** START EXTRACTED ENTRIES **
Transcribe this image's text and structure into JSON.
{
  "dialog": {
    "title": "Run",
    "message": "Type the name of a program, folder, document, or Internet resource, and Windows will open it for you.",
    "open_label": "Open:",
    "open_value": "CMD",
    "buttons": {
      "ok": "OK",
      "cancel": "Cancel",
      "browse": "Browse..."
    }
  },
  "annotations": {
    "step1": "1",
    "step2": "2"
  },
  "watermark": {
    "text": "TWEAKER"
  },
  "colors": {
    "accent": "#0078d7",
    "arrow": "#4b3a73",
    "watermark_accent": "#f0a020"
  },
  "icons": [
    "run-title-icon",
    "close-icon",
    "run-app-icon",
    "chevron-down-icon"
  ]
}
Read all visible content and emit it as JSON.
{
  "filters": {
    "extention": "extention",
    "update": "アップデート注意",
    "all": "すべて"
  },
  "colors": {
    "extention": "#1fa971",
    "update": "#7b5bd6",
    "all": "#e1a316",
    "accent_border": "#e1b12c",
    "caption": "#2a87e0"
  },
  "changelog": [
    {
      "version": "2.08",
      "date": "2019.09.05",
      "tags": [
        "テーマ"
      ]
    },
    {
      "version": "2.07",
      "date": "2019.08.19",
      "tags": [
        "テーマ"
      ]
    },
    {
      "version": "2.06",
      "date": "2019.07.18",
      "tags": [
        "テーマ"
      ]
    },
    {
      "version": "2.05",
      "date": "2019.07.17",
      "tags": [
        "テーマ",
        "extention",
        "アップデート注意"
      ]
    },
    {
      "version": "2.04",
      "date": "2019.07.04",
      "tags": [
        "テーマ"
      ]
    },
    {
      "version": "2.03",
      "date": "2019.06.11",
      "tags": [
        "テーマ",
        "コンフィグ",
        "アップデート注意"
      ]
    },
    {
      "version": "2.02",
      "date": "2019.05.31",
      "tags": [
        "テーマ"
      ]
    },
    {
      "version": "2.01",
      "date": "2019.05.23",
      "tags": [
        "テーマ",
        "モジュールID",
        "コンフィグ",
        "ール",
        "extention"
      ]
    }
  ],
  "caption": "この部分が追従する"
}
** END EXTRACTED ENTRIES **
DIRECTION: Return the whole listing exactly, with every line included.

EXERCISE SOLUTION:
Transcribe this image's text and structure into JSON.
{
  "dialog": {
    "title": "Run",
    "message": "Type the name of a program, folder, document, or Internet resource, and Windows will open it for you.",
    "open_label": "Open:",
    "open_value": "CMD",
    "buttons": {
      "ok": "OK",
      "cancel": "Cancel",
      "browse": "Browse..."
    }
  },
  "annotations": {
    "step1": "1",
    "step2": "2"
  },
  "watermark": {
    "text": "TWEAKER"
  },
  "colors": {
    "accent": "#0078d7",
    "arrow": "#4b3a73",
    "watermark_accent": "#f0a020"
  },
  "icons": [
    "run-title-icon",
    "close-icon",
    "run-app-icon",
    "chevron-down-icon"
  ]
}
Read all visible content and emit it as JSON.
{
  "filters": {
    "extention": "extention",
    "update": "アップデート注意",
    "all": "すべて"
  },
  "colors": {
    "extention": "#1fa971",
    "update": "#7b5bd6",
    "all": "#e1a316",
    "accent_border": "#e1b12c",
    "caption": "#2a87e0"
  },
  "changelog": [
    {
      "version": "2.08",
      "date": "2019.09.05",
      "tags": [
        "テーマ"
      ]
    },
    {
      "version": "2.07",
      "date": "2019.08.19",
      "tags": [
        "テーマ"
      ]
    },
    {
      "version": "2.06",
      "date": "2019.07.18",
      "tags": [
        "テーマ"
      ]
    },
    {
      "version": "2.05",
      "date": "2019.07.17",
      "tags": [
        "テーマ",
        "extention",
        "アップデート注意"
      ]
    },
    {
      "version": "2.04",
      "date": "2019.07.04",
      "tags": [
        "テーマ"
      ]
    },
    {
      "version": "2.03",
      "date": "2019.06.11",
      "tags": [
        "テーマ",
        "コンフィグ",
        "アップデート注意"
      ]
    },
    {
      "version": "2.02",
      "date": "2019.05.31",
      "tags": [
        "テーマ"
      ]
    },
    {
      "version": "2.01",
      "date": "2019.05.23",
      "tags": [
        "テーマ",
        "モジュールID",
        "コンフィグ",
        "ール",
        "extention"
      ]
    }
  ],
  "caption": "この部分が追従する"
}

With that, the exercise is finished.